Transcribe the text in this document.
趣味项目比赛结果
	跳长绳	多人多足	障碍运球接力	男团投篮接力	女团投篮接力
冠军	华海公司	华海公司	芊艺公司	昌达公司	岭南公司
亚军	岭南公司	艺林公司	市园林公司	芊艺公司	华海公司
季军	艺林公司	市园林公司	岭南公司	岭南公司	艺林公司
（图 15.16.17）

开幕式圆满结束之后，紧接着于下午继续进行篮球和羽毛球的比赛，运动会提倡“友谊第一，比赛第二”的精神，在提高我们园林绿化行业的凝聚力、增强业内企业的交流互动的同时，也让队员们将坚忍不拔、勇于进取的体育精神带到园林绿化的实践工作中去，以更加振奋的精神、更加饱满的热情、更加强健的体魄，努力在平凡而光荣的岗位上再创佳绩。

§ **WHAT IS REQUIRED**
From the records above, extract each line exactly as shown.

§ **COMPLETED TASK**
Transcribe the text in this document.
趣味项目比赛结果
	跳长绳	多人多足	障碍运球接力	男团投篮接力	女团投篮接力
冠军	华海公司	华海公司	芊艺公司	昌达公司	岭南公司
亚军	岭南公司	艺林公司	市园林公司	芊艺公司	华海公司
季军	艺林公司	市园林公司	岭南公司	岭南公司	艺林公司
（图 15.16.17）

开幕式圆满结束之后，紧接着于下午继续进行篮球和羽毛球的比赛，运动会提倡“友谊第一，比赛第二”的精神，在提高我们园林绿化行业的凝聚力、增强业内企业的交流互动的同时，也让队员们将坚忍不拔、勇于进取的体育精神带到园林绿化的实践工作中去，以更加振奋的精神、更加饱满的热情、更加强健的体魄，努力在平凡而光荣的岗位上再创佳绩。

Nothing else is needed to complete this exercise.